** start DATA EXCERPTS **

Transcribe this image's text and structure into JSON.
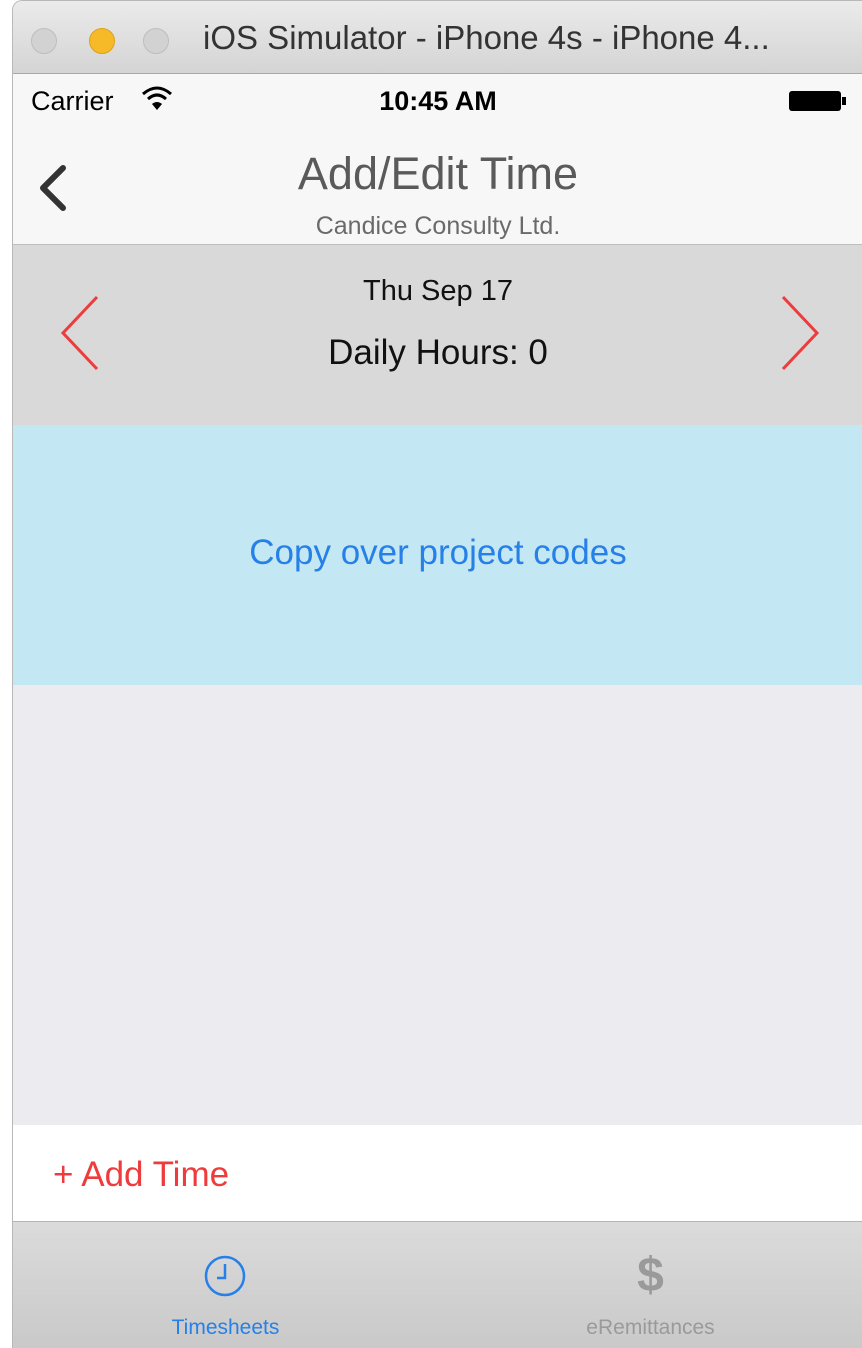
{
  "window": {
    "title": "iOS Simulator - iPhone 4s - iPhone 4..."
  },
  "status_bar": {
    "carrier": "Carrier",
    "time": "10:45 AM"
  },
  "nav": {
    "title": "Add/Edit Time",
    "subtitle": "Candice Consulty Ltd."
  },
  "day": {
    "date": "Thu Sep 17",
    "daily_hours": "Daily Hours: 0"
  },
  "copy_codes": {
    "label": "Copy over project codes"
  },
  "add_time": {
    "label": "+ Add Time"
  },
  "tabs": [
    {
      "label": "Timesheets",
      "icon": "clock-icon",
      "selected": true
    },
    {
      "label": "eRemittances",
      "icon": "dollar-icon",
      "selected": false
    }
  ],
  "colors": {
    "accent_blue": "#2680e8",
    "arrow_red": "#ee3b3b",
    "copy_band_bg": "#c4e8f3",
    "date_band_bg": "#d9d9d9"
  }
}
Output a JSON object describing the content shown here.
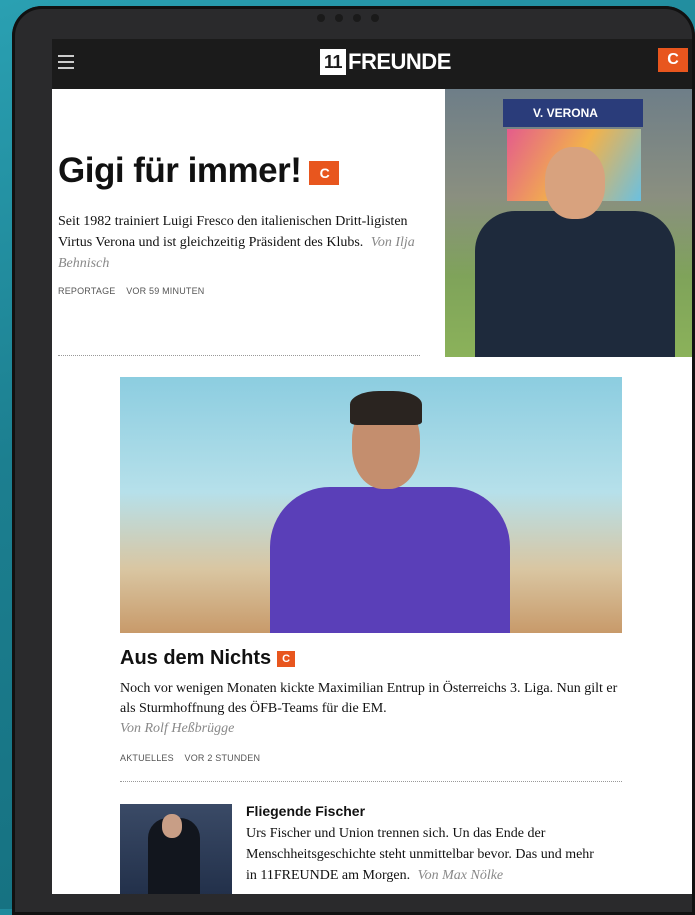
{
  "header": {
    "menu_icon": "hamburger-icon",
    "logo_number": "11",
    "logo_text": "FREUNDE",
    "plus_badge": "C"
  },
  "hero": {
    "title": "Gigi für immer!",
    "badge": "C",
    "description": "Seit 1982 trainiert Luigi Fresco den italienischen Dritt-ligisten Virtus Verona und ist gleichzeitig Präsident des Klubs.",
    "author": "Von Ilja Behnisch",
    "category": "REPORTAGE",
    "time": "VOR 59 MINUTEN",
    "photo_sign": "V. VERONA"
  },
  "article": {
    "title": "Aus dem Nichts",
    "badge": "C",
    "description": "Noch vor wenigen Monaten kickte Maximilian Entrup in Österreichs 3. Liga. Nun gilt er als Sturmhoffnung des ÖFB-Teams für die EM.",
    "author": "Von Rolf Heßbrügge",
    "category": "AKTUELLES",
    "time": "VOR 2 STUNDEN"
  },
  "small_article": {
    "title": "Fliegende Fischer",
    "description": "Urs Fischer und Union trennen sich. Un das Ende der Menschheitsgeschichte steht unmittelbar bevor. Das und mehr in 11FREUNDE am Morgen.",
    "author": "Von Max Nölke"
  },
  "colors": {
    "accent": "#e8561e",
    "topbar": "#1b1b1b",
    "background": "#1f8a9c"
  }
}
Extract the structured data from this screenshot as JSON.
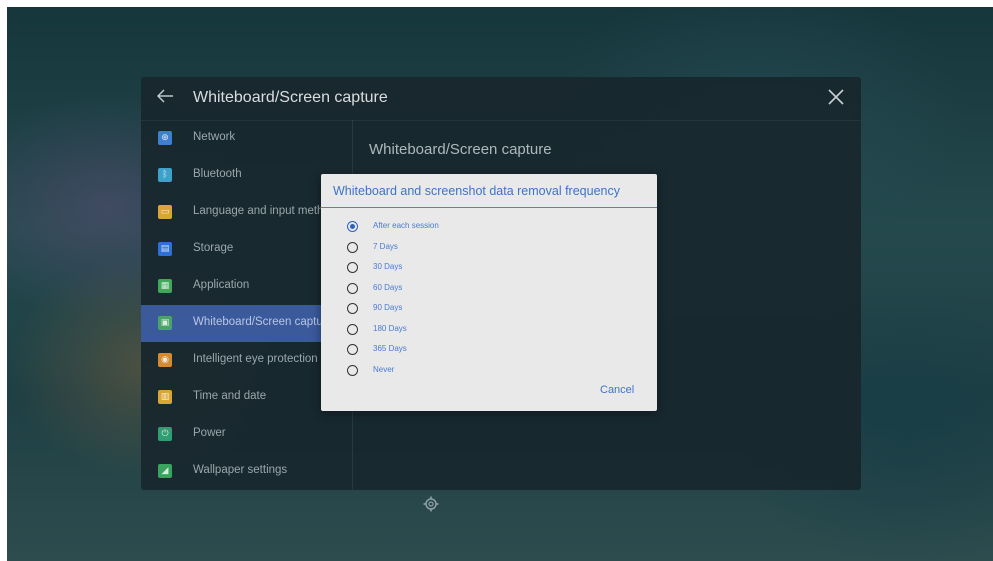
{
  "header": {
    "title": "Whiteboard/Screen capture",
    "back_icon": "back-arrow-icon",
    "close_icon": "close-icon"
  },
  "sidebar": {
    "items": [
      {
        "label": "Network",
        "icon": "globe-icon",
        "color": "#3f7fd0"
      },
      {
        "label": "Bluetooth",
        "icon": "bluetooth-icon",
        "color": "#3fa0c9"
      },
      {
        "label": "Language and input metho",
        "icon": "keyboard-icon",
        "color": "#d9a534"
      },
      {
        "label": "Storage",
        "icon": "storage-icon",
        "color": "#2f6fd8"
      },
      {
        "label": "Application",
        "icon": "apps-icon",
        "color": "#3fa85a"
      },
      {
        "label": "Whiteboard/Screen capture",
        "icon": "screen-capture-icon",
        "color": "#4aa36a",
        "active": true
      },
      {
        "label": "Intelligent eye protection",
        "icon": "eye-icon",
        "color": "#d48a2e"
      },
      {
        "label": "Time and date",
        "icon": "calendar-icon",
        "color": "#d9a534"
      },
      {
        "label": "Power",
        "icon": "power-icon",
        "color": "#2f9e73"
      },
      {
        "label": "Wallpaper settings",
        "icon": "wallpaper-icon",
        "color": "#39a45d"
      }
    ]
  },
  "content": {
    "title": "Whiteboard/Screen capture"
  },
  "dialog": {
    "title": "Whiteboard and screenshot data removal frequency",
    "options": [
      {
        "label": "After each session",
        "selected": true
      },
      {
        "label": "7 Days",
        "selected": false
      },
      {
        "label": "30 Days",
        "selected": false
      },
      {
        "label": "60 Days",
        "selected": false
      },
      {
        "label": "90 Days",
        "selected": false
      },
      {
        "label": "180 Days",
        "selected": false
      },
      {
        "label": "365 Days",
        "selected": false
      },
      {
        "label": "Never",
        "selected": false
      }
    ],
    "cancel_label": "Cancel"
  },
  "colors": {
    "accent": "#3e73c7",
    "active_row": "#3a5a9c",
    "dialog_bg": "#e9e9e9"
  }
}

** end DATA EXCERPTS **

SET PROBLEM
Copy each line of the listing that includes "Whiteboard".

RESPONSE FOR THIS EXERCISE
    "title": "Whiteboard/Screen capture",
        "label": "Whiteboard/Screen capture",
    "title": "Whiteboard/Screen capture"
    "title": "Whiteboard and screenshot data removal frequency",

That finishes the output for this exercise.